• WRITTEN REQUEST:
Leave out the pictures and copy each record below exactly.

[Recorded data]

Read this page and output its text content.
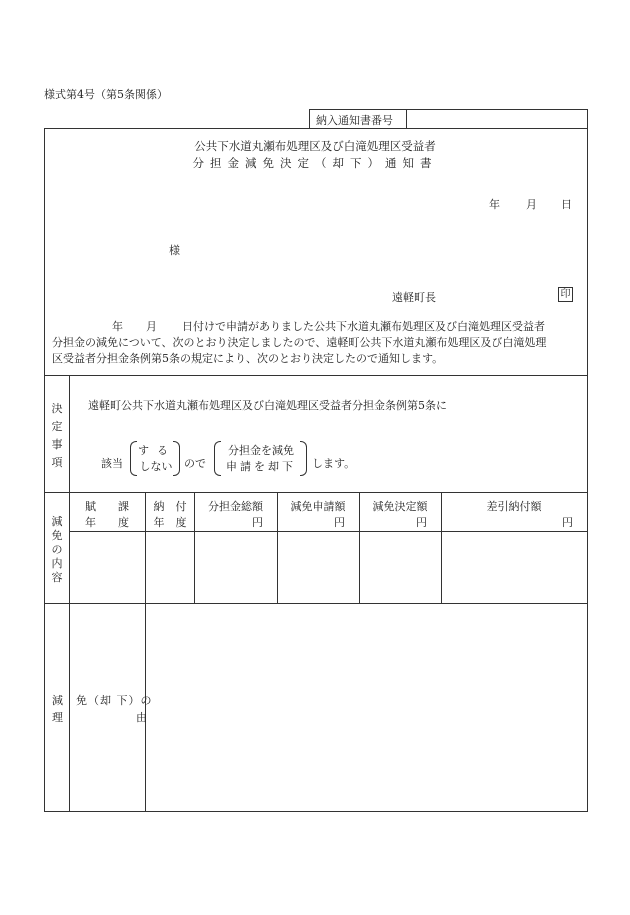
様式第4号（第5条関係）
納入通知書番号
公共下水道丸瀬布処理区及び白滝処理区受益者
分担金減免決定（却下）通知書
年 月 日
様
遠軽町長	印
年 月 日付けで申請がありました公共下水道丸瀬布処理区及び白滝処理区受益者
分担金の減免について、次のとおり決定しましたので、遠軽町公共下水道丸瀬布処理区及び白滝処理
区受益者分担金条例第5条の規定により、次のとおり決定したので通知します。
決定事項
遠軽町公共下水道丸瀬布処理区及び白滝処理区受益者分担金条例第5条に
該当
する
しない ので
分担金を減免
申請を却下	します。
減免の内容
賦　　課
年　　度
納　付
年　度
分担金総額
円
減免申請額
円
減免決定額
円
差引納付額
円
減　免（却 下）の
理　　　　　　由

• OUTPUT BELOW:
Read this page and output its text content.
様式第4号（第5条関係）
納入通知書番号
公共下水道丸瀬布処理区及び白滝処理区受益者
分担金減免決定（却下）通知書
年 月 日
様
遠軽町長	印
年 月 日付けで申請がありました公共下水道丸瀬布処理区及び白滝処理区受益者
分担金の減免について、次のとおり決定しましたので、遠軽町公共下水道丸瀬布処理区及び白滝処理
区受益者分担金条例第5条の規定により、次のとおり決定したので通知します。
決定事項
遠軽町公共下水道丸瀬布処理区及び白滝処理区受益者分担金条例第5条に
該当
する
しない ので
分担金を減免
申請を却下	します。
減免の内容
賦　　課
年　　度
納　付
年　度
分担金総額
円
減免申請額
円
減免決定額
円
差引納付額
円
減　免（却 下）の
理　　　　　　由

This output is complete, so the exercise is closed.